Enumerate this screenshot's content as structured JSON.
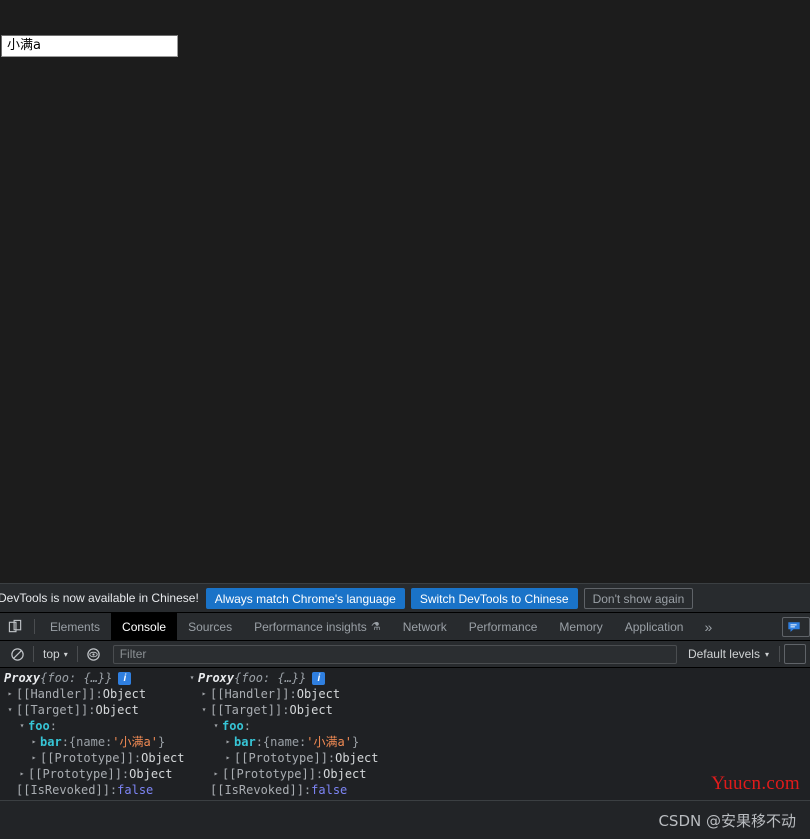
{
  "page": {
    "input_value": "小满a",
    "input_placeholder": ""
  },
  "infobar": {
    "message": "DevTools is now available in Chinese!",
    "buttons": [
      {
        "label": "Always match Chrome's language",
        "style": "primary"
      },
      {
        "label": "Switch DevTools to Chinese",
        "style": "primary"
      },
      {
        "label": "Don't show again",
        "style": "ghost"
      }
    ]
  },
  "tabbar": {
    "dock_icon": "dock-panel-icon",
    "tabs": [
      {
        "label": "Elements",
        "active": false
      },
      {
        "label": "Console",
        "active": true
      },
      {
        "label": "Sources",
        "active": false
      },
      {
        "label": "Performance insights",
        "active": false,
        "icon": "experiment-flask-icon"
      },
      {
        "label": "Network",
        "active": false
      },
      {
        "label": "Performance",
        "active": false
      },
      {
        "label": "Memory",
        "active": false
      },
      {
        "label": "Application",
        "active": false
      }
    ],
    "more_label": "»",
    "issues_icon": "issues-message-icon"
  },
  "console_toolbar": {
    "clear_icon": "clear-console-icon",
    "context_label": "top",
    "context_caret": "▾",
    "eye_icon": "live-expression-eye-icon",
    "filter_placeholder": "Filter",
    "filter_value": "",
    "levels_label": "Default levels",
    "levels_caret": "▾",
    "settings_icon": "settings-gear-icon"
  },
  "console_log": {
    "entries": [
      {
        "header": {
          "type_label": "Proxy",
          "preview": "{foo: {…}}",
          "badge": "i"
        },
        "rows": [
          {
            "tri": "▸",
            "indent": 1,
            "name": "[[Handler]]",
            "sep": ": ",
            "value": "Object",
            "kind": "internal"
          },
          {
            "tri": "▾",
            "indent": 1,
            "name": "[[Target]]",
            "sep": ": ",
            "value": "Object",
            "kind": "internal"
          },
          {
            "tri": "▾",
            "indent": 2,
            "name": "foo",
            "sep": ":",
            "value": "",
            "kind": "key"
          },
          {
            "tri": "▸",
            "indent": 3,
            "name": "bar",
            "sep": ": ",
            "value": "{name: '小满a'}",
            "kind": "key-strobj"
          },
          {
            "tri": "▸",
            "indent": 3,
            "name": "[[Prototype]]",
            "sep": ": ",
            "value": "Object",
            "kind": "internal"
          },
          {
            "tri": "▸",
            "indent": 2,
            "name": "[[Prototype]]",
            "sep": ": ",
            "value": "Object",
            "kind": "internal"
          },
          {
            "tri": "",
            "indent": 1,
            "name": "[[IsRevoked]]",
            "sep": ": ",
            "value": "false",
            "kind": "boolean"
          }
        ]
      },
      {
        "header": {
          "type_label": "Proxy",
          "preview": "{foo: {…}}",
          "badge": "i"
        },
        "rows": [
          {
            "tri": "▸",
            "indent": 1,
            "name": "[[Handler]]",
            "sep": ": ",
            "value": "Object",
            "kind": "internal"
          },
          {
            "tri": "▾",
            "indent": 1,
            "name": "[[Target]]",
            "sep": ": ",
            "value": "Object",
            "kind": "internal"
          },
          {
            "tri": "▾",
            "indent": 2,
            "name": "foo",
            "sep": ":",
            "value": "",
            "kind": "key"
          },
          {
            "tri": "▸",
            "indent": 3,
            "name": "bar",
            "sep": ": ",
            "value": "{name: '小满a'}",
            "kind": "key-strobj"
          },
          {
            "tri": "▸",
            "indent": 3,
            "name": "[[Prototype]]",
            "sep": ": ",
            "value": "Object",
            "kind": "internal"
          },
          {
            "tri": "▸",
            "indent": 2,
            "name": "[[Prototype]]",
            "sep": ": ",
            "value": "Object",
            "kind": "internal"
          },
          {
            "tri": "",
            "indent": 1,
            "name": "[[IsRevoked]]",
            "sep": ": ",
            "value": "false",
            "kind": "boolean"
          }
        ]
      }
    ]
  },
  "watermarks": {
    "site": "Yuucn.com",
    "footer": "CSDN @安果移不动"
  },
  "colors": {
    "page_bg": "#1c1c1c",
    "devtools_bg": "#282b2e",
    "console_bg": "#1f2124",
    "accent_blue": "#1a73c8",
    "key_teal": "#37c5d6",
    "string_orange": "#f28b54",
    "boolean_purple": "#7d85f5",
    "watermark_red": "#e01b1b"
  }
}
----------------
THE PROBLEM: Show every line from the entries above in which "icon" appears.

TASK OUTPUT:
    "dock_icon": "dock-panel-icon",
        "icon": "experiment-flask-icon"
    "issues_icon": "issues-message-icon"
    "clear_icon": "clear-console-icon",
    "eye_icon": "live-expression-eye-icon",
    "settings_icon": "settings-gear-icon"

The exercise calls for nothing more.